◆ **DIRECTIONS FOR THIS TASK**
Output all of the entries below precisely as written.

■ ■ ■

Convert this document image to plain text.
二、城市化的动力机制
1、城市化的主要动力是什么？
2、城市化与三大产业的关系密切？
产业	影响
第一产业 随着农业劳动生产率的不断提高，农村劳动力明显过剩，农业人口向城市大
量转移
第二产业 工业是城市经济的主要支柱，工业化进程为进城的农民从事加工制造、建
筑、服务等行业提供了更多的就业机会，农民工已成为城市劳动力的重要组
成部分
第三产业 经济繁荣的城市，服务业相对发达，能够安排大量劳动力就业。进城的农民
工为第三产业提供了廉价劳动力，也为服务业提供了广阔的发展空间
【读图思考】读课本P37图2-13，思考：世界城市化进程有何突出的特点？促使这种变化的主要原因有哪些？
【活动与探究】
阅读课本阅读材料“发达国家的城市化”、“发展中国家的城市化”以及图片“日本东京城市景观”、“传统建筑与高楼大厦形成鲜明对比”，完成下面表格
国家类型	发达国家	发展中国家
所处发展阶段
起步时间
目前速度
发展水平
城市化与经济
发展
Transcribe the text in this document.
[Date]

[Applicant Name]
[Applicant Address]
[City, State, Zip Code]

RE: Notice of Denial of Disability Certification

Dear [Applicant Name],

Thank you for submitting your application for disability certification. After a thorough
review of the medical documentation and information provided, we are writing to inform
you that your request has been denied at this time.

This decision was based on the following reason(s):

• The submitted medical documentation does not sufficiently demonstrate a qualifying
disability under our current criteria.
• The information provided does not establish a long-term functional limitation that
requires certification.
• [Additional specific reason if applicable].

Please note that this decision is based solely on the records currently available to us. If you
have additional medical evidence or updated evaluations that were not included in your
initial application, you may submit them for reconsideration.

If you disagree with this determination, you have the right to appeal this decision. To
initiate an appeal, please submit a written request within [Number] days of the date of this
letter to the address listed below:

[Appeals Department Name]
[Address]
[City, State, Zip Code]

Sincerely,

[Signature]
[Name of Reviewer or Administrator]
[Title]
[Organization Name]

■ ■ ■

◆ **ANSWER TO THIS TASK**
Convert this document image to plain text.
二、城市化的动力机制
1、城市化的主要动力是什么？
2、城市化与三大产业的关系密切？
产业	影响
第一产业 随着农业劳动生产率的不断提高，农村劳动力明显过剩，农业人口向城市大
量转移
第二产业 工业是城市经济的主要支柱，工业化进程为进城的农民从事加工制造、建
筑、服务等行业提供了更多的就业机会，农民工已成为城市劳动力的重要组
成部分
第三产业 经济繁荣的城市，服务业相对发达，能够安排大量劳动力就业。进城的农民
工为第三产业提供了廉价劳动力，也为服务业提供了广阔的发展空间
【读图思考】读课本P37图2-13，思考：世界城市化进程有何突出的特点？促使这种变化的主要原因有哪些？
【活动与探究】
阅读课本阅读材料“发达国家的城市化”、“发展中国家的城市化”以及图片“日本东京城市景观”、“传统建筑与高楼大厦形成鲜明对比”，完成下面表格
国家类型	发达国家	发展中国家
所处发展阶段
起步时间
目前速度
发展水平
城市化与经济
发展
Transcribe the text in this document.
[Date]

[Applicant Name]
[Applicant Address]
[City, State, Zip Code]

RE: Notice of Denial of Disability Certification

Dear [Applicant Name],

Thank you for submitting your application for disability certification. After a thorough
review of the medical documentation and information provided, we are writing to inform
you that your request has been denied at this time.

This decision was based on the following reason(s):

• The submitted medical documentation does not sufficiently demonstrate a qualifying
disability under our current criteria.
• The information provided does not establish a long-term functional limitation that
requires certification.
• [Additional specific reason if applicable].

Please note that this decision is based solely on the records currently available to us. If you
have additional medical evidence or updated evaluations that were not included in your
initial application, you may submit them for reconsideration.

If you disagree with this determination, you have the right to appeal this decision. To
initiate an appeal, please submit a written request within [Number] days of the date of this
letter to the address listed below:

[Appeals Department Name]
[Address]
[City, State, Zip Code]

Sincerely,

[Signature]
[Name of Reviewer or Administrator]
[Title]
[Organization Name]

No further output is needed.